> **What is asked**: Where a line of the listing below includes the word "text", reproduce that line.

> **Data rows**:
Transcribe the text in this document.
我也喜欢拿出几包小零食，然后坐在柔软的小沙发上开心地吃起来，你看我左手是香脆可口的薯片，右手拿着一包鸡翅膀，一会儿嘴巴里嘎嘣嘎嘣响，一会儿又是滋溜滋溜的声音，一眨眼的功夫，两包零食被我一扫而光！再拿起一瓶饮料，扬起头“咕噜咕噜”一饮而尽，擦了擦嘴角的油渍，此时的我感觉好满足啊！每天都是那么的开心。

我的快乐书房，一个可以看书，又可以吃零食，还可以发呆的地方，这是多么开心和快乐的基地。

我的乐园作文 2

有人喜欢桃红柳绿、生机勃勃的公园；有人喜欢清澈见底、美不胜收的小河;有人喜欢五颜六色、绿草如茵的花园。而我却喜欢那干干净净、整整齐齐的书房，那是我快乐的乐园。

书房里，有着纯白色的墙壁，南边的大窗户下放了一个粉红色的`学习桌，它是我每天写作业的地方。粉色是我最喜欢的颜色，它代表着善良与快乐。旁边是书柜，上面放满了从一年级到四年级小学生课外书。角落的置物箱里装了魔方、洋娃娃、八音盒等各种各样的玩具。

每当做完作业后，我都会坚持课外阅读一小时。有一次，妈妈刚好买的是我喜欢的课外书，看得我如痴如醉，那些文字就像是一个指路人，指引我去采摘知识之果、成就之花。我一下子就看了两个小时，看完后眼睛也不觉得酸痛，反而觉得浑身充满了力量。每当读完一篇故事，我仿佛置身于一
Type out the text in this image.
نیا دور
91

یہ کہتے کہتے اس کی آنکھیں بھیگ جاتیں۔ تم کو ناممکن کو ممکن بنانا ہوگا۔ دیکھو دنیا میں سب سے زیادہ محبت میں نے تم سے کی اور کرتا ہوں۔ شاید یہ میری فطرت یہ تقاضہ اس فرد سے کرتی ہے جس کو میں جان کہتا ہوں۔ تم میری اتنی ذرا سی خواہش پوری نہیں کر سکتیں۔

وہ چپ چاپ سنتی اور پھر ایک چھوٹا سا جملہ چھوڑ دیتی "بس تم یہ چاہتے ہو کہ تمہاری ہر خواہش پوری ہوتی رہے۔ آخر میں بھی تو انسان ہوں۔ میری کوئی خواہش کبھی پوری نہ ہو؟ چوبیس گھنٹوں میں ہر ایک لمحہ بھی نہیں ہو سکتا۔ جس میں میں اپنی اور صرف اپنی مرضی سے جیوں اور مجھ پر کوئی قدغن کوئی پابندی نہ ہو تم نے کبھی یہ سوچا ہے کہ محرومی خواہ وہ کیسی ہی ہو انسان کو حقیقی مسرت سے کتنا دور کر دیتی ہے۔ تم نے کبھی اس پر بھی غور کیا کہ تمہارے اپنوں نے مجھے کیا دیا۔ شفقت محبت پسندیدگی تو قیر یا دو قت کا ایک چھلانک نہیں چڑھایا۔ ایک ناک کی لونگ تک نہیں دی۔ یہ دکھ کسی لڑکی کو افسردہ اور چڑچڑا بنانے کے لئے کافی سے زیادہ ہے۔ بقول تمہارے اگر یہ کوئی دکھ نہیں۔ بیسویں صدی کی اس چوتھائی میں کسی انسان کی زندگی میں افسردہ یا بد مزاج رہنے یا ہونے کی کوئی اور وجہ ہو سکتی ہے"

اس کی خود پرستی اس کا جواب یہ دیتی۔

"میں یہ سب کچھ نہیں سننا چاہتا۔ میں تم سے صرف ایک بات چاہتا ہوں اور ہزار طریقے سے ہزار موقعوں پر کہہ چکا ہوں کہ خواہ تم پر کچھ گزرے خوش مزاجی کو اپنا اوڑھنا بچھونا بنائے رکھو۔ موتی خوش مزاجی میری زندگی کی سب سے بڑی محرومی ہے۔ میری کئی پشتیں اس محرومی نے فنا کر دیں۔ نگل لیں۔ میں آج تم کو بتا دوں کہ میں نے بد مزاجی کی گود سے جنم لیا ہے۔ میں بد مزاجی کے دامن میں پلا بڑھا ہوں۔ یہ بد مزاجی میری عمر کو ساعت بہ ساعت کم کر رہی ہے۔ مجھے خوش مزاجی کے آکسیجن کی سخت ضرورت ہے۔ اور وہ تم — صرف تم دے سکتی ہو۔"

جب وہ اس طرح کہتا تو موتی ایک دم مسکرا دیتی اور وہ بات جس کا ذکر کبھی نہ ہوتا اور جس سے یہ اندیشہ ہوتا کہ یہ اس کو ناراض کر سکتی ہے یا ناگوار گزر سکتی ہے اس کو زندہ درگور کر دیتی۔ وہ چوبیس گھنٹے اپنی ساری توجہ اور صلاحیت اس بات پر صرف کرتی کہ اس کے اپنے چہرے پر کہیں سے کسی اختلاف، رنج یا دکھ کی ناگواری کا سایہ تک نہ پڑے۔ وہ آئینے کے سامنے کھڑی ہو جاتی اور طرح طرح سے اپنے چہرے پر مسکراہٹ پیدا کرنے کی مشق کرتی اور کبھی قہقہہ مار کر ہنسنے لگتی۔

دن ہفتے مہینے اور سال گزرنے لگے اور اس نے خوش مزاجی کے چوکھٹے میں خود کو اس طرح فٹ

> **Result of the exercise**:
Transcribe the text in this document.
Type out the text in this image.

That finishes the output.